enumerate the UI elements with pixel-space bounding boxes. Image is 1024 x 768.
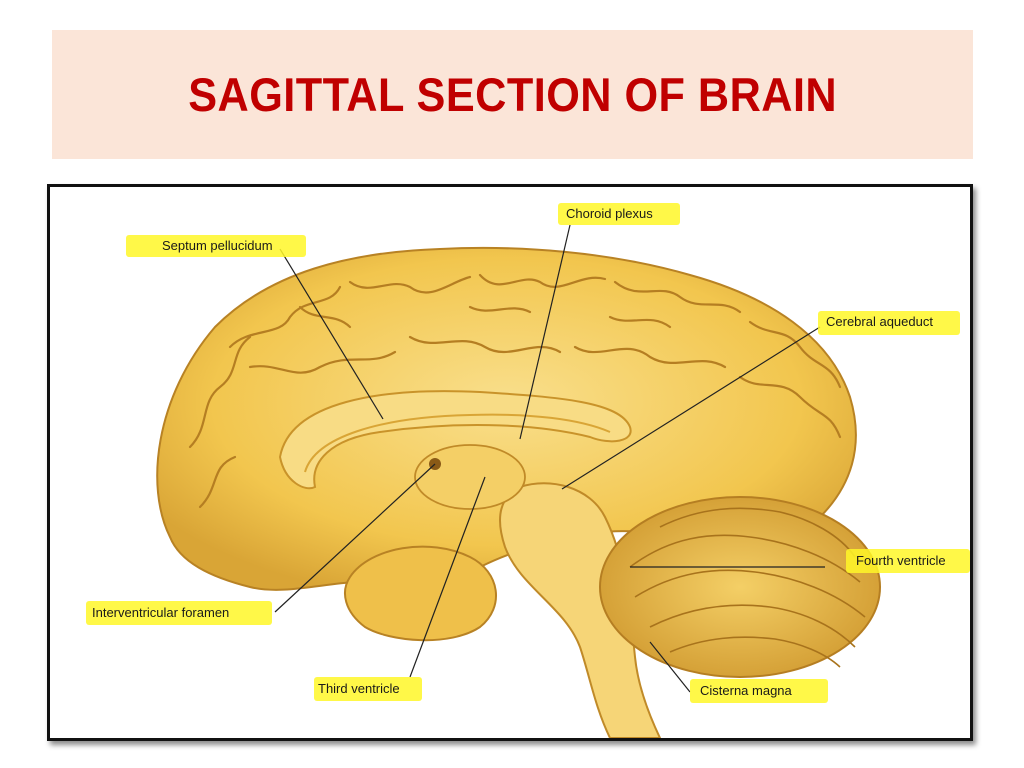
highlight-cisterna-magna [690,679,828,703]
brainstem [499,482,662,738]
gyri-folds [188,273,842,509]
label-third-ventricle: Third ventricle [318,681,400,696]
highlight-aqueduct [818,311,960,335]
pointer-lines [274,224,825,693]
thalamus [414,444,526,510]
temporal-lobe [344,545,497,642]
brain-illustration [156,224,881,738]
highlight-interventricular [86,601,272,625]
cerebellum-folia [629,507,866,668]
corpus-callosum [278,390,632,490]
title-band: SAGITTAL SECTION OF BRAIN [52,30,973,159]
label-choroid-plexus: Choroid plexus [566,206,653,221]
highlight-choroid [558,203,680,225]
label-fourth-ventricle: Fourth ventricle [856,553,946,568]
highlight-septum [126,235,306,257]
brain-figure: Septum pellucidum Choroid plexus Cerebra… [47,184,973,741]
label-cerebral-aqueduct: Cerebral aqueduct [826,314,933,329]
label-interventricular-foramen: Interventricular foramen [92,605,230,620]
label-cisterna-magna: Cisterna magna [700,683,792,698]
highlight-third-ventricle [314,677,422,701]
label-septum-pellucidum: Septum pellucidum [162,238,273,253]
highlight-fourth-ventricle [846,549,970,573]
cerebellum [599,496,881,678]
slide-title: SAGITTAL SECTION OF BRAIN [188,68,837,121]
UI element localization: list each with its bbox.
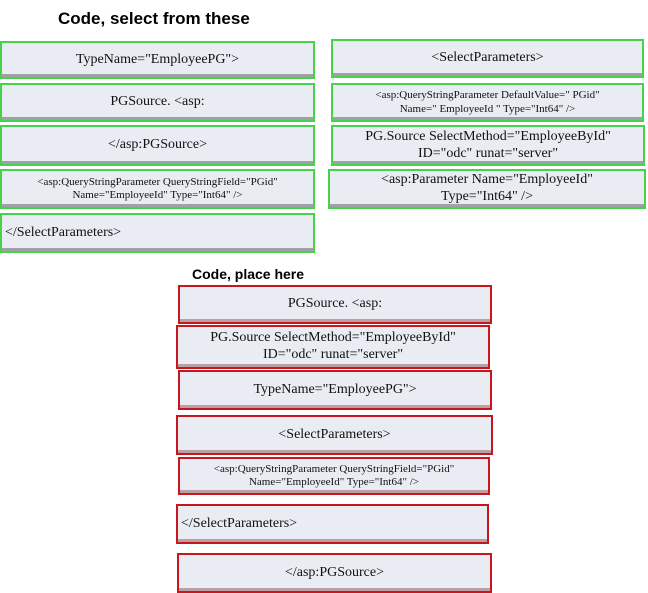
tile-text: </SelectParameters> <box>5 224 122 240</box>
tile-text: <asp:QueryStringParameter QueryStringFie… <box>37 175 278 201</box>
tile-text: TypeName="EmployeePG"> <box>75 51 240 67</box>
placed-tile-selectparameters-close[interactable]: </SelectParameters> <box>176 504 489 544</box>
placed-tile-close-source[interactable]: </asp:PGSource> <box>177 553 492 593</box>
source-tile-asp-parameter[interactable]: <asp:Parameter Name="EmployeeId" Type="I… <box>328 169 646 209</box>
tile-text: <asp:Parameter Name="EmployeeId" Type="I… <box>381 172 593 204</box>
tile-text: <asp:QueryStringParameter DefaultValue="… <box>375 89 600 115</box>
placed-tile-querystring-field[interactable]: <asp:QueryStringParameter QueryStringFie… <box>178 457 490 495</box>
tile-text: <SelectParameters> <box>431 50 544 66</box>
source-tile-querystring-field[interactable]: <asp:QueryStringParameter QueryStringFie… <box>0 169 315 209</box>
source-tile-selectmethod[interactable]: PG.Source SelectMethod="EmployeeById" ID… <box>331 125 645 166</box>
source-tile-selectparameters-close[interactable]: </SelectParameters> <box>0 213 315 253</box>
source-tile-typename[interactable]: TypeName="EmployeePG"> <box>0 41 315 79</box>
place-here-heading: Code, place here <box>192 266 305 282</box>
placed-tile-selectmethod[interactable]: PG.Source SelectMethod="EmployeeById" ID… <box>176 325 490 369</box>
tile-text: <asp:QueryStringParameter QueryStringFie… <box>213 462 455 488</box>
placed-tile-source-asp[interactable]: PGSource. <asp: <box>178 285 492 324</box>
tile-text: PGSource. <asp: <box>287 296 383 312</box>
source-tile-source-asp[interactable]: PGSource. <asp: <box>0 83 315 122</box>
placed-tile-typename[interactable]: TypeName="EmployeePG"> <box>178 370 492 410</box>
tile-text: </SelectParameters> <box>181 515 298 531</box>
tile-text: PGSource. <asp: <box>110 94 205 110</box>
tile-text: </asp:PGSource> <box>107 137 207 153</box>
tile-text: </asp:PGSource> <box>284 564 384 580</box>
select-from-heading: Code, select from these <box>58 9 250 28</box>
source-tile-selectparameters-open[interactable]: <SelectParameters> <box>331 39 644 78</box>
tile-text: PG.Source SelectMethod="EmployeeById" ID… <box>365 128 611 161</box>
source-tile-querystring-defaultvalue[interactable]: <asp:QueryStringParameter DefaultValue="… <box>331 83 644 122</box>
tile-text: <SelectParameters> <box>278 426 391 442</box>
source-tile-close-source[interactable]: </asp:PGSource> <box>0 125 315 166</box>
tile-text: PG.Source SelectMethod="EmployeeById" ID… <box>210 330 456 362</box>
tile-text: TypeName="EmployeePG"> <box>253 381 417 397</box>
placed-tile-selectparameters-open[interactable]: <SelectParameters> <box>176 415 493 455</box>
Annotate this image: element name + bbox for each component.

Set problem =>
Pick out each line of the listing above that contains the string "Code", treating uppercase and lowercase letters as different.

Solved problem =>
place-here-heading: Code, place here <box>192 266 305 282</box>
select-from-heading: Code, select from these <box>58 9 250 28</box>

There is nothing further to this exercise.